• INSTRUCTION: Every entry below should be repeated exactly; the pictures should not.

• RECORDS FOR THE EXERCISE:

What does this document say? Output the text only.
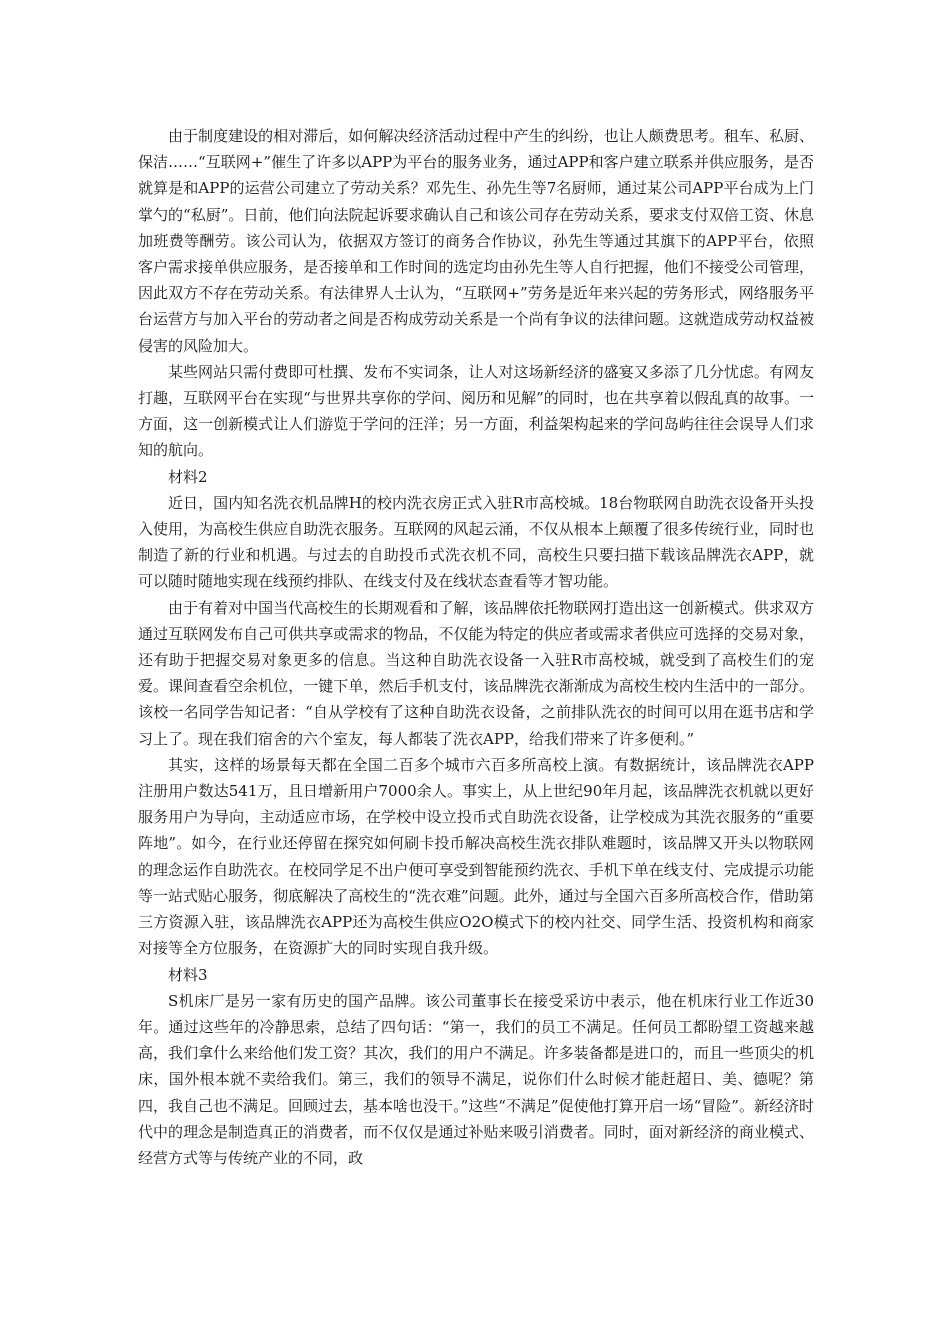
由于制度建设的相对滞后，如何解决经济活动过程中产生的纠纷，也让人颇费思考。租车、私厨、保洁……“互联网+”催生了许多以APP为平台的服务业务，通过APP和客户建立联系并供应服务，是否就算是和APP的运营公司建立了劳动关系？邓先生、孙先生等7名厨师，通过某公司APP平台成为上门掌勺的“私厨”。日前，他们向法院起诉要求确认自己和该公司存在劳动关系，要求支付双倍工资、休息加班费等酬劳。该公司认为，依据双方签订的商务合作协议，孙先生等通过其旗下的APP平台，依照客户需求接单供应服务，是否接单和工作时间的选定均由孙先生等人自行把握，他们不接受公司管理，因此双方不存在劳动关系。有法律界人士认为，“互联网+”劳务是近年来兴起的劳务形式，网络服务平台运营方与加入平台的劳动者之间是否构成劳动关系是一个尚有争议的法律问题。这就造成劳动权益被侵害的风险加大。

某些网站只需付费即可杜撰、发布不实词条，让人对这场新经济的盛宴又多添了几分忧虑。有网友打趣，互联网平台在实现“与世界共享你的学问、阅历和见解”的同时，也在共享着以假乱真的故事。一方面，这一创新模式让人们游览于学问的汪洋；另一方面，利益架构起来的学问岛屿往往会误导人们求知的航向。

材料2

近日，国内知名洗衣机品牌H的校内洗衣房正式入驻R市高校城。18台物联网自助洗衣设备开头投入使用，为高校生供应自助洗衣服务。互联网的风起云涌，不仅从根本上颠覆了很多传统行业，同时也制造了新的行业和机遇。与过去的自助投币式洗衣机不同，高校生只要扫描下载该品牌洗衣APP，就可以随时随地实现在线预约排队、在线支付及在线状态查看等才智功能。

由于有着对中国当代高校生的长期观看和了解，该品牌依托物联网打造出这一创新模式。供求双方通过互联网发布自己可供共享或需求的物品，不仅能为特定的供应者或需求者供应可选择的交易对象，还有助于把握交易对象更多的信息。当这种自助洗衣设备一入驻R市高校城，就受到了高校生们的宠爱。课间查看空余机位，一键下单，然后手机支付，该品牌洗衣渐渐成为高校生校内生活中的一部分。该校一名同学告知记者：“自从学校有了这种自助洗衣设备，之前排队洗衣的时间可以用在逛书店和学习上了。现在我们宿舍的六个室友，每人都装了洗衣APP，给我们带来了许多便利。”

其实，这样的场景每天都在全国二百多个城市六百多所高校上演。有数据统计，该品牌洗衣APP注册用户数达541万，且日增新用户7000余人。事实上，从上世纪90年月起，该品牌洗衣机就以更好服务用户为导向，主动适应市场，在学校中设立投币式自助洗衣设备，让学校成为其洗衣服务的“重要阵地”。如今，在行业还停留在探究如何刷卡投币解决高校生洗衣排队难题时，该品牌又开头以物联网的理念运作自助洗衣。在校同学足不出户便可享受到智能预约洗衣、手机下单在线支付、完成提示功能等一站式贴心服务，彻底解决了高校生的“洗衣难”问题。此外，通过与全国六百多所高校合作，借助第三方资源入驻，该品牌洗衣APP还为高校生供应O2O模式下的校内社交、同学生活、投资机构和商家对接等全方位服务，在资源扩大的同时实现自我升级。

材料3

S机床厂是另一家有历史的国产品牌。该公司董事长在接受采访中表示，他在机床行业工作近30年。通过这些年的冷静思索，总结了四句话：“第一，我们的员工不满足。任何员工都盼望工资越来越高，我们拿什么来给他们发工资？其次，我们的用户不满足。许多装备都是进口的，而且一些顶尖的机床，国外根本就不卖给我们。第三，我们的领导不满足，说你们什么时候才能赶超日、美、德呢？第四，我自己也不满足。回顾过去，基本啥也没干。”这些“不满足”促使他打算开启一场“冒险”。新经济时代中的理念是制造真正的消费者，而不仅仅是通过补贴来吸引消费者。同时，面对新经济的商业模式、经营方式等与传统产业的不同，政
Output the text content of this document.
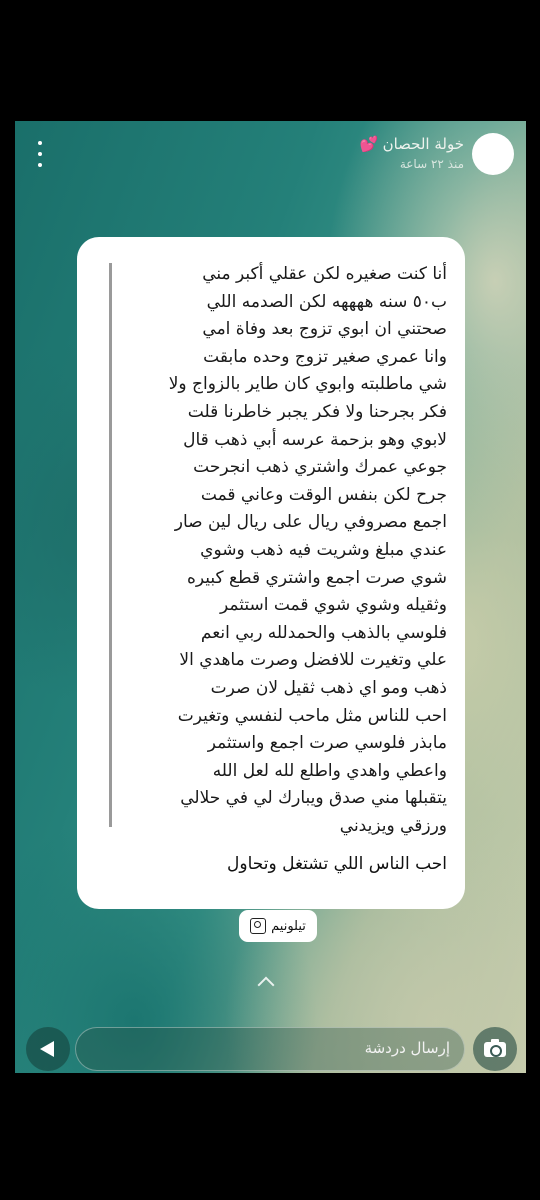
خولة الحصان
💕
منذ ٢٢ ساعة
أنا كنت صغيره لكن عقلي أكبر مني
ب٥٠ سنه ههههه لكن الصدمه اللي
صحتني ان ابوي تزوج بعد وفاة امي
وانا عمري صغير تزوج وحده مابقت
شي ماطلبته وابوي كان طاير بالزواج ولا
فكر بجرحنا ولا فكر يجبر خاطرنا قلت
لابوي وهو بزحمة عرسه أبي ذهب قال
جوعي عمرك واشتري ذهب انجرحت
جرح لكن بنفس الوقت وعاني قمت
اجمع مصروفي ريال على ريال لين صار
عندي مبلغ وشريت فيه ذهب وشوي
شوي صرت اجمع واشتري قطع كبيره
وثقيله وشوي شوي قمت استثمر
فلوسي بالذهب والحمدلله ربي انعم
علي وتغيرت للافضل وصرت ماهدي الا
ذهب ومو اي ذهب ثقيل لان صرت
احب للناس مثل ماحب لنفسي وتغيرت
مابذر فلوسي صرت اجمع واستثمر
واعطي واهدي واطلع لله لعل الله
يتقبلها مني صدق ويبارك لي في حلالي
ورزقي ويزيدني
احب الناس اللي تشتغل وتحاول
تيلونيم
إرسال دردشة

• SOLUTION TO THE PROBLEM:
What does this document say? Output the text only.
由于制度建设的相对滞后，如何解决经济活动过程中产生的纠纷，也让人颇费思考。租车、私厨、保洁……“互联网+”催生了许多以APP为平台的服务业务，通过APP和客户建立联系并供应服务，是否就算是和APP的运营公司建立了劳动关系？邓先生、孙先生等7名厨师，通过某公司APP平台成为上门掌勺的“私厨”。日前，他们向法院起诉要求确认自己和该公司存在劳动关系，要求支付双倍工资、休息加班费等酬劳。该公司认为，依据双方签订的商务合作协议，孙先生等通过其旗下的APP平台，依照客户需求接单供应服务，是否接单和工作时间的选定均由孙先生等人自行把握，他们不接受公司管理，因此双方不存在劳动关系。有法律界人士认为，“互联网+”劳务是近年来兴起的劳务形式，网络服务平台运营方与加入平台的劳动者之间是否构成劳动关系是一个尚有争议的法律问题。这就造成劳动权益被侵害的风险加大。

某些网站只需付费即可杜撰、发布不实词条，让人对这场新经济的盛宴又多添了几分忧虑。有网友打趣，互联网平台在实现“与世界共享你的学问、阅历和见解”的同时，也在共享着以假乱真的故事。一方面，这一创新模式让人们游览于学问的汪洋；另一方面，利益架构起来的学问岛屿往往会误导人们求知的航向。

材料2

近日，国内知名洗衣机品牌H的校内洗衣房正式入驻R市高校城。18台物联网自助洗衣设备开头投入使用，为高校生供应自助洗衣服务。互联网的风起云涌，不仅从根本上颠覆了很多传统行业，同时也制造了新的行业和机遇。与过去的自助投币式洗衣机不同，高校生只要扫描下载该品牌洗衣APP，就可以随时随地实现在线预约排队、在线支付及在线状态查看等才智功能。

由于有着对中国当代高校生的长期观看和了解，该品牌依托物联网打造出这一创新模式。供求双方通过互联网发布自己可供共享或需求的物品，不仅能为特定的供应者或需求者供应可选择的交易对象，还有助于把握交易对象更多的信息。当这种自助洗衣设备一入驻R市高校城，就受到了高校生们的宠爱。课间查看空余机位，一键下单，然后手机支付，该品牌洗衣渐渐成为高校生校内生活中的一部分。该校一名同学告知记者：“自从学校有了这种自助洗衣设备，之前排队洗衣的时间可以用在逛书店和学习上了。现在我们宿舍的六个室友，每人都装了洗衣APP，给我们带来了许多便利。”

其实，这样的场景每天都在全国二百多个城市六百多所高校上演。有数据统计，该品牌洗衣APP注册用户数达541万，且日增新用户7000余人。事实上，从上世纪90年月起，该品牌洗衣机就以更好服务用户为导向，主动适应市场，在学校中设立投币式自助洗衣设备，让学校成为其洗衣服务的“重要阵地”。如今，在行业还停留在探究如何刷卡投币解决高校生洗衣排队难题时，该品牌又开头以物联网的理念运作自助洗衣。在校同学足不出户便可享受到智能预约洗衣、手机下单在线支付、完成提示功能等一站式贴心服务，彻底解决了高校生的“洗衣难”问题。此外，通过与全国六百多所高校合作，借助第三方资源入驻，该品牌洗衣APP还为高校生供应O2O模式下的校内社交、同学生活、投资机构和商家对接等全方位服务，在资源扩大的同时实现自我升级。

材料3

S机床厂是另一家有历史的国产品牌。该公司董事长在接受采访中表示，他在机床行业工作近30年。通过这些年的冷静思索，总结了四句话：“第一，我们的员工不满足。任何员工都盼望工资越来越高，我们拿什么来给他们发工资？其次，我们的用户不满足。许多装备都是进口的，而且一些顶尖的机床，国外根本就不卖给我们。第三，我们的领导不满足，说你们什么时候才能赶超日、美、德呢？第四，我自己也不满足。回顾过去，基本啥也没干。”这些“不满足”促使他打算开启一场“冒险”。新经济时代中的理念是制造真正的消费者，而不仅仅是通过补贴来吸引消费者。同时，面对新经济的商业模式、经营方式等与传统产业的不同，政
Output the text content of this document.
خولة الحصان
💕
منذ ٢٢ ساعة
أنا كنت صغيره لكن عقلي أكبر مني
ب٥٠ سنه ههههه لكن الصدمه اللي
صحتني ان ابوي تزوج بعد وفاة امي
وانا عمري صغير تزوج وحده مابقت
شي ماطلبته وابوي كان طاير بالزواج ولا
فكر بجرحنا ولا فكر يجبر خاطرنا قلت
لابوي وهو بزحمة عرسه أبي ذهب قال
جوعي عمرك واشتري ذهب انجرحت
جرح لكن بنفس الوقت وعاني قمت
اجمع مصروفي ريال على ريال لين صار
عندي مبلغ وشريت فيه ذهب وشوي
شوي صرت اجمع واشتري قطع كبيره
وثقيله وشوي شوي قمت استثمر
فلوسي بالذهب والحمدلله ربي انعم
علي وتغيرت للافضل وصرت ماهدي الا
ذهب ومو اي ذهب ثقيل لان صرت
احب للناس مثل ماحب لنفسي وتغيرت
مابذر فلوسي صرت اجمع واستثمر
واعطي واهدي واطلع لله لعل الله
يتقبلها مني صدق ويبارك لي في حلالي
ورزقي ويزيدني
احب الناس اللي تشتغل وتحاول
تيلونيم
إرسال دردشة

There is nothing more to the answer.